== GOAL OF THE EXERCISE ==
Format every line of the records below as a numbered list, omitting blank lines and leaving out the pictures.

━━━━━ RECORDS FOR THE TASK

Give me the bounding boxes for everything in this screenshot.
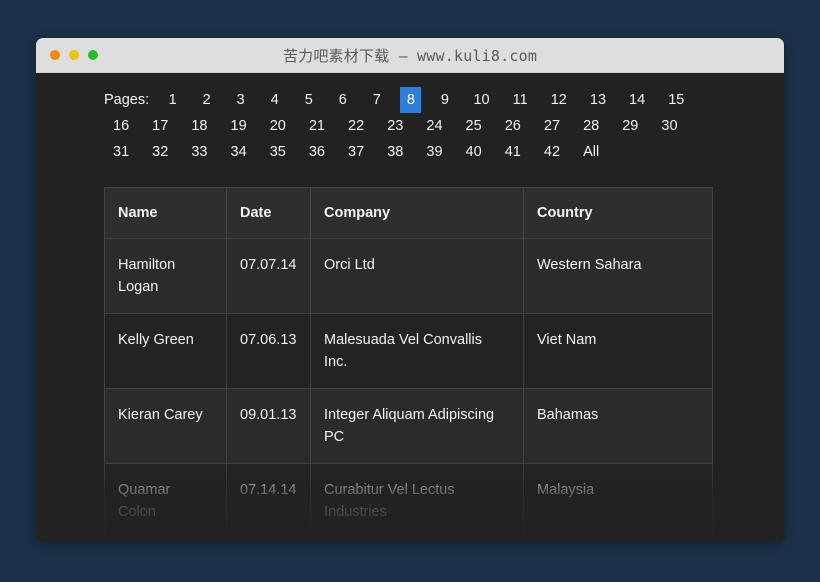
cell-company: Curabitur Vel Lectus Industries (311, 464, 524, 539)
page-link-3[interactable]: 3 (230, 87, 251, 113)
window-controls (50, 38, 98, 72)
table-header: Name Date Company Country (105, 188, 713, 239)
pagination: Pages:1 2 3 4 5 6 7 8 9 10 11 12 13 14 1… (36, 73, 784, 165)
page-link-30[interactable]: 30 (656, 113, 682, 139)
maximize-dot-icon[interactable] (88, 50, 98, 60)
page-link-13[interactable]: 13 (585, 87, 611, 113)
page-link-11[interactable]: 11 (508, 87, 533, 113)
cell-country: Western Sahara (524, 239, 713, 314)
cell-country: Malaysia (524, 464, 713, 539)
cell-company: Integer Aliquam Adipiscing PC (311, 389, 524, 464)
page-link-1[interactable]: 1 (162, 87, 183, 113)
page-link-12[interactable]: 12 (546, 87, 572, 113)
cell-country: Bahamas (524, 389, 713, 464)
close-dot-icon[interactable] (50, 50, 60, 60)
page-link-15[interactable]: 15 (663, 87, 689, 113)
page-link-35[interactable]: 35 (265, 139, 291, 165)
page-link-8[interactable]: 8 (400, 87, 421, 113)
table-row[interactable]: Kelly Green07.06.13Malesuada Vel Convall… (105, 314, 713, 389)
page-link-34[interactable]: 34 (226, 139, 252, 165)
page-link-24[interactable]: 24 (421, 113, 447, 139)
page-link-9[interactable]: 9 (434, 87, 455, 113)
data-table-container: Name Date Company Country Hamilton Logan… (104, 187, 714, 539)
cell-company: Quis Pede Corporation (311, 539, 524, 540)
table-row[interactable]: Quamar Colon07.14.14Curabitur Vel Lectus… (105, 464, 713, 539)
cell-name: Kieran Carey (105, 389, 227, 464)
window-titlebar: 苦力吧素材下载 – www.kuli8.com (36, 38, 784, 73)
page-link-22[interactable]: 22 (343, 113, 369, 139)
cell-company: Malesuada Vel Convallis Inc. (311, 314, 524, 389)
page-link-5[interactable]: 5 (298, 87, 319, 113)
pagination-label: Pages: (104, 88, 149, 112)
cell-country: Viet Nam (524, 314, 713, 389)
cell-name: Kelly Green (105, 314, 227, 389)
cell-name: Hamilton Logan (105, 239, 227, 314)
page-link-29[interactable]: 29 (617, 113, 643, 139)
browser-window: 苦力吧素材下载 – www.kuli8.com Pages:1 2 3 4 5 … (36, 38, 784, 542)
page-content: Pages:1 2 3 4 5 6 7 8 9 10 11 12 13 14 1… (36, 73, 784, 542)
table-header-row: Name Date Company Country (105, 188, 713, 239)
column-header-country[interactable]: Country (524, 188, 713, 239)
page-link-27[interactable]: 27 (539, 113, 565, 139)
page-link-19[interactable]: 19 (226, 113, 252, 139)
page-link-38[interactable]: 38 (382, 139, 408, 165)
pagination-links: 1 2 3 4 5 6 7 8 9 10 11 12 13 14 15 16 1… (104, 92, 694, 160)
page-link-39[interactable]: 39 (421, 139, 447, 165)
page-link-4[interactable]: 4 (264, 87, 285, 113)
column-header-date[interactable]: Date (227, 188, 311, 239)
page-link-16[interactable]: 16 (108, 113, 134, 139)
table-row[interactable]: Colton Daniels12.04.13Quis Pede Corporat… (105, 539, 713, 540)
column-header-company[interactable]: Company (311, 188, 524, 239)
table-body: Hamilton Logan07.07.14Orci LtdWestern Sa… (105, 239, 713, 540)
cell-date: 09.01.13 (227, 389, 311, 464)
cell-name: Colton Daniels (105, 539, 227, 540)
window-title: 苦力吧素材下载 – www.kuli8.com (36, 45, 784, 66)
page-link-26[interactable]: 26 (500, 113, 526, 139)
page-link-6[interactable]: 6 (332, 87, 353, 113)
page-link-28[interactable]: 28 (578, 113, 604, 139)
page-link-42[interactable]: 42 (539, 139, 565, 165)
cell-date: 07.14.14 (227, 464, 311, 539)
page-link-37[interactable]: 37 (343, 139, 369, 165)
cell-company: Orci Ltd (311, 239, 524, 314)
page-link-17[interactable]: 17 (147, 113, 173, 139)
page-link-14[interactable]: 14 (624, 87, 650, 113)
page-link-40[interactable]: 40 (461, 139, 487, 165)
cell-date: 07.07.14 (227, 239, 311, 314)
page-link-32[interactable]: 32 (147, 139, 173, 165)
table-row[interactable]: Kieran Carey09.01.13Integer Aliquam Adip… (105, 389, 713, 464)
minimize-dot-icon[interactable] (69, 50, 79, 60)
page-link-31[interactable]: 31 (108, 139, 134, 165)
table-row[interactable]: Hamilton Logan07.07.14Orci LtdWestern Sa… (105, 239, 713, 314)
page-link-33[interactable]: 33 (186, 139, 212, 165)
page-link-all[interactable]: All (578, 139, 604, 165)
cell-date: 07.06.13 (227, 314, 311, 389)
cell-country: Bonaire, Sint Eustatius and Saba (524, 539, 713, 540)
page-link-21[interactable]: 21 (304, 113, 330, 139)
page-link-18[interactable]: 18 (186, 113, 212, 139)
page-link-25[interactable]: 25 (461, 113, 487, 139)
page-link-7[interactable]: 7 (366, 87, 387, 113)
column-header-name[interactable]: Name (105, 188, 227, 239)
page-link-20[interactable]: 20 (265, 113, 291, 139)
page-link-36[interactable]: 36 (304, 139, 330, 165)
page-link-23[interactable]: 23 (382, 113, 408, 139)
page-link-10[interactable]: 10 (468, 87, 494, 113)
cell-date: 12.04.13 (227, 539, 311, 540)
page-link-41[interactable]: 41 (500, 139, 526, 165)
page-link-2[interactable]: 2 (196, 87, 217, 113)
cell-name: Quamar Colon (105, 464, 227, 539)
data-table: Name Date Company Country Hamilton Logan… (104, 187, 713, 539)
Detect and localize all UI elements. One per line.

━━━━━━━━━━

== TASK ANSWER ==
1. Give me the bounding boxes for everything in this screenshot.
2. cell-company: Curabitur Vel Lectus Industries (311, 464, 524, 539)
3. page-link-3[interactable]: 3 (230, 87, 251, 113)
4. window-controls (50, 38, 98, 72)
5. table-header: Name Date Company Country (105, 188, 713, 239)
6. pagination: Pages:1 2 3 4 5 6 7 8 9 10 11 12 13 14 1… (36, 73, 784, 165)
7. page-link-30[interactable]: 30 (656, 113, 682, 139)
8. maximize-dot-icon[interactable] (88, 50, 98, 60)
9. page-link-13[interactable]: 13 (585, 87, 611, 113)
10. page-link-11[interactable]: 11 (508, 87, 533, 113)
11. cell-country: Western Sahara (524, 239, 713, 314)
12. cell-country: Malaysia (524, 464, 713, 539)
13. cell-company: Integer Aliquam Adipiscing PC (311, 389, 524, 464)
14. page-link-1[interactable]: 1 (162, 87, 183, 113)
15. page-link-12[interactable]: 12 (546, 87, 572, 113)
16. cell-country: Bahamas (524, 389, 713, 464)
17. close-dot-icon[interactable] (50, 50, 60, 60)
18. page-link-15[interactable]: 15 (663, 87, 689, 113)
19. page-link-35[interactable]: 35 (265, 139, 291, 165)
20. page-link-8[interactable]: 8 (400, 87, 421, 113)
21. table-row[interactable]: Kelly Green07.06.13Malesuada Vel Convall… (105, 314, 713, 389)
22. page-link-34[interactable]: 34 (226, 139, 252, 165)
23. page-link-24[interactable]: 24 (421, 113, 447, 139)
24. page-link-9[interactable]: 9 (434, 87, 455, 113)
25. data-table-container: Name Date Company Country Hamilton Logan… (104, 187, 714, 539)
26. cell-company: Quis Pede Corporation (311, 539, 524, 540)
27. table-row[interactable]: Quamar Colon07.14.14Curabitur Vel Lectus… (105, 464, 713, 539)
28. cell-name: Kieran Carey (105, 389, 227, 464)
29. window-titlebar: 苦力吧素材下载 – www.kuli8.com (36, 38, 784, 73)
30. page-link-22[interactable]: 22 (343, 113, 369, 139)
31. cell-company: Malesuada Vel Convallis Inc. (311, 314, 524, 389)
32. page-link-5[interactable]: 5 (298, 87, 319, 113)
33. pagination-label: Pages: (104, 88, 149, 112)
34. cell-country: Viet Nam (524, 314, 713, 389)
35. cell-name: Kelly Green (105, 314, 227, 389)
36. cell-name: Hamilton Logan (105, 239, 227, 314)
37. page-link-29[interactable]: 29 (617, 113, 643, 139)
38. browser-window: 苦力吧素材下载 – www.kuli8.com Pages:1 2 3 4 5 … (36, 38, 784, 542)
39. page-content: Pages:1 2 3 4 5 6 7 8 9 10 11 12 13 14 1… (36, 73, 784, 542)
40. table-header-row: Name Date Company Country (105, 188, 713, 239)
41. column-header-country[interactable]: Country (524, 188, 713, 239)
42. page-link-27[interactable]: 27 (539, 113, 565, 139)
43. page-link-19[interactable]: 19 (226, 113, 252, 139)
44. page-link-38[interactable]: 38 (382, 139, 408, 165)
45. pagination-links: 1 2 3 4 5 6 7 8 9 10 11 12 13 14 15 16 1… (104, 92, 694, 160)
46. page-link-39[interactable]: 39 (421, 139, 447, 165)
47. page-link-4[interactable]: 4 (264, 87, 285, 113)
48. column-header-date[interactable]: Date (227, 188, 311, 239)
49. page-link-16[interactable]: 16 (108, 113, 134, 139)
50. table-row[interactable]: Colton Daniels12.04.13Quis Pede Corporat… (105, 539, 713, 540)
51. column-header-company[interactable]: Company (311, 188, 524, 239)
52. table-body: Hamilton Logan07.07.14Orci LtdWestern Sa… (105, 239, 713, 540)
53. cell-date: 09.01.13 (227, 389, 311, 464)
54. cell-name: Colton Daniels (105, 539, 227, 540)
55. window-title: 苦力吧素材下载 – www.kuli8.com (36, 45, 784, 66)
56. page-link-26[interactable]: 26 (500, 113, 526, 139)
57. page-link-6[interactable]: 6 (332, 87, 353, 113)
58. page-link-28[interactable]: 28 (578, 113, 604, 139)
59. page-link-42[interactable]: 42 (539, 139, 565, 165)
60. cell-date: 07.14.14 (227, 464, 311, 539)
61. page-link-37[interactable]: 37 (343, 139, 369, 165)
62. cell-company: Orci Ltd (311, 239, 524, 314)
63. page-link-17[interactable]: 17 (147, 113, 173, 139)
64. page-link-14[interactable]: 14 (624, 87, 650, 113)
65. page-link-40[interactable]: 40 (461, 139, 487, 165)
66. cell-date: 07.07.14 (227, 239, 311, 314)
67. page-link-32[interactable]: 32 (147, 139, 173, 165)
68. table-row[interactable]: Kieran Carey09.01.13Integer Aliquam Adip… (105, 389, 713, 464)
69. minimize-dot-icon[interactable] (69, 50, 79, 60)
70. page-link-31[interactable]: 31 (108, 139, 134, 165)
71. table-row[interactable]: Hamilton Logan07.07.14Orci LtdWestern Sa… (105, 239, 713, 314)
72. page-link-33[interactable]: 33 (186, 139, 212, 165)
73. page-link-all[interactable]: All (578, 139, 604, 165)
74. cell-date: 07.06.13 (227, 314, 311, 389)
75. cell-country: Bonaire, Sint Eustatius and Saba (524, 539, 713, 540)
76. page-link-21[interactable]: 21 (304, 113, 330, 139)
77. page-link-18[interactable]: 18 (186, 113, 212, 139)
78. page-link-25[interactable]: 25 (461, 113, 487, 139)
79. page-link-7[interactable]: 7 (366, 87, 387, 113)
80. column-header-name[interactable]: Name (105, 188, 227, 239)
81. page-link-20[interactable]: 20 (265, 113, 291, 139)
82. page-link-36[interactable]: 36 (304, 139, 330, 165)
83. page-link-23[interactable]: 23 (382, 113, 408, 139)
84. page-link-10[interactable]: 10 (468, 87, 494, 113)
85. cell-date: 12.04.13 (227, 539, 311, 540)
86. page-link-41[interactable]: 41 (500, 139, 526, 165)
87. page-link-2[interactable]: 2 (196, 87, 217, 113)
88. cell-name: Quamar Colon (105, 464, 227, 539)
89. data-table: Name Date Company Country Hamilton Logan… (104, 187, 713, 539)
90. Detect and localize all UI elements. One per line.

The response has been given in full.